■ WHAT YOU HAVE TO DO: Reproduce the listing below exactly. Pictures do not belong in the copy.

■ RAW RECORDS:

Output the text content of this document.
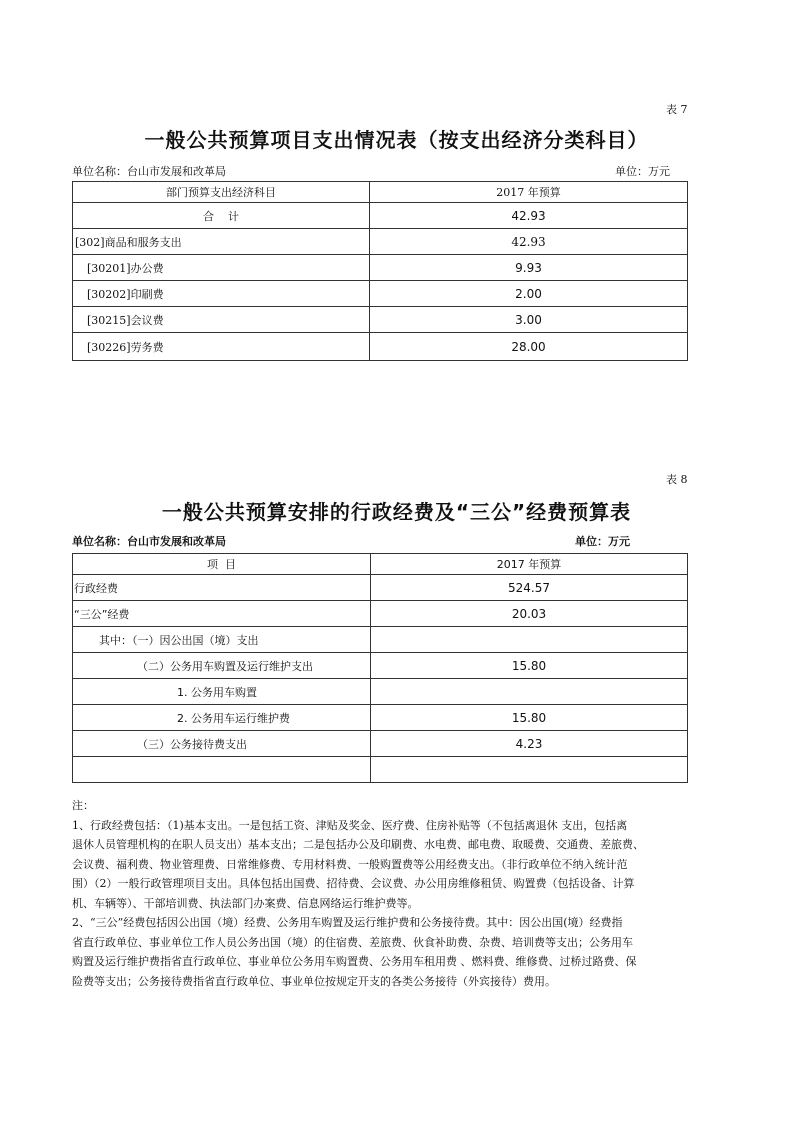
表 7
一般公共预算项目支出情况表（按支出经济分类科目）
单位名称：台山市发展和改革局	单位：万元
部门预算支出经济科目	2017 年预算
合    计	42.93
[302]商品和服务支出	42.93
[30201]办公费	9.93
[30202]印刷费	2.00
[30215]会议费	3.00
[30226]劳务费	28.00
表 8
一般公共预算安排的行政经费及“三公”经费预算表
单位名称：台山市发展和改革局	单位：万元
项  目	2017 年预算
行政经费	524.57
“三公”经费	20.03
其中：（一）因公出国（境）支出	
（二）公务用车购置及运行维护支出	15.80
1. 公务用车购置	
2. 公务用车运行维护费	15.80
（三）公务接待费支出	4.23

注：

1、行政经费包括：（1)基本支出。一是包括工资、津贴及奖金、医疗费、住房补贴等（不包括离退休 支出，包括离

退休人员管理机构的在职人员支出）基本支出；二是包括办公及印刷费、水电费、邮电费、取暖费、交通费、差旅费、

会议费、福利费、物业管理费、日常维修费、专用材料费、一般购置费等公用经费支出。（非行政单位不纳入统计范

围）（2）一般行政管理项目支出。具体包括出国费、招待费、会议费、办公用房维修租赁、购置费（包括设备、计算

机、车辆等）、干部培训费、执法部门办案费、信息网络运行维护费等。

2、“三公”经费包括因公出国（境）经费、公务用车购置及运行维护费和公务接待费。其中：因公出国(境）经费指

省直行政单位、事业单位工作人员公务出国（境）的住宿费、差旅费、伙食补助费、杂费、培训费等支出；公务用车

购置及运行维护费指省直行政单位、事业单位公务用车购置费、公务用车租用费 、燃料费、维修费、过桥过路费、保

险费等支出；公务接待费指省直行政单位、事业单位按规定开支的各类公务接待（外宾接待）费用。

■ THE ANSWER:
Output the text content of this document.
表 7
一般公共预算项目支出情况表（按支出经济分类科目）
单位名称：台山市发展和改革局	单位：万元
部门预算支出经济科目	2017 年预算
合    计	42.93
[302]商品和服务支出	42.93
[30201]办公费	9.93
[30202]印刷费	2.00
[30215]会议费	3.00
[30226]劳务费	28.00
表 8
一般公共预算安排的行政经费及“三公”经费预算表
单位名称：台山市发展和改革局	单位：万元
项  目	2017 年预算
行政经费	524.57
“三公”经费	20.03
其中：（一）因公出国（境）支出	
（二）公务用车购置及运行维护支出	15.80
1. 公务用车购置	
2. 公务用车运行维护费	15.80
（三）公务接待费支出	4.23

注：

1、行政经费包括：（1)基本支出。一是包括工资、津贴及奖金、医疗费、住房补贴等（不包括离退休 支出，包括离

退休人员管理机构的在职人员支出）基本支出；二是包括办公及印刷费、水电费、邮电费、取暖费、交通费、差旅费、

会议费、福利费、物业管理费、日常维修费、专用材料费、一般购置费等公用经费支出。（非行政单位不纳入统计范

围）（2）一般行政管理项目支出。具体包括出国费、招待费、会议费、办公用房维修租赁、购置费（包括设备、计算

机、车辆等）、干部培训费、执法部门办案费、信息网络运行维护费等。

2、“三公”经费包括因公出国（境）经费、公务用车购置及运行维护费和公务接待费。其中：因公出国(境）经费指

省直行政单位、事业单位工作人员公务出国（境）的住宿费、差旅费、伙食补助费、杂费、培训费等支出；公务用车

购置及运行维护费指省直行政单位、事业单位公务用车购置费、公务用车租用费 、燃料费、维修费、过桥过路费、保

险费等支出；公务接待费指省直行政单位、事业单位按规定开支的各类公务接待（外宾接待）费用。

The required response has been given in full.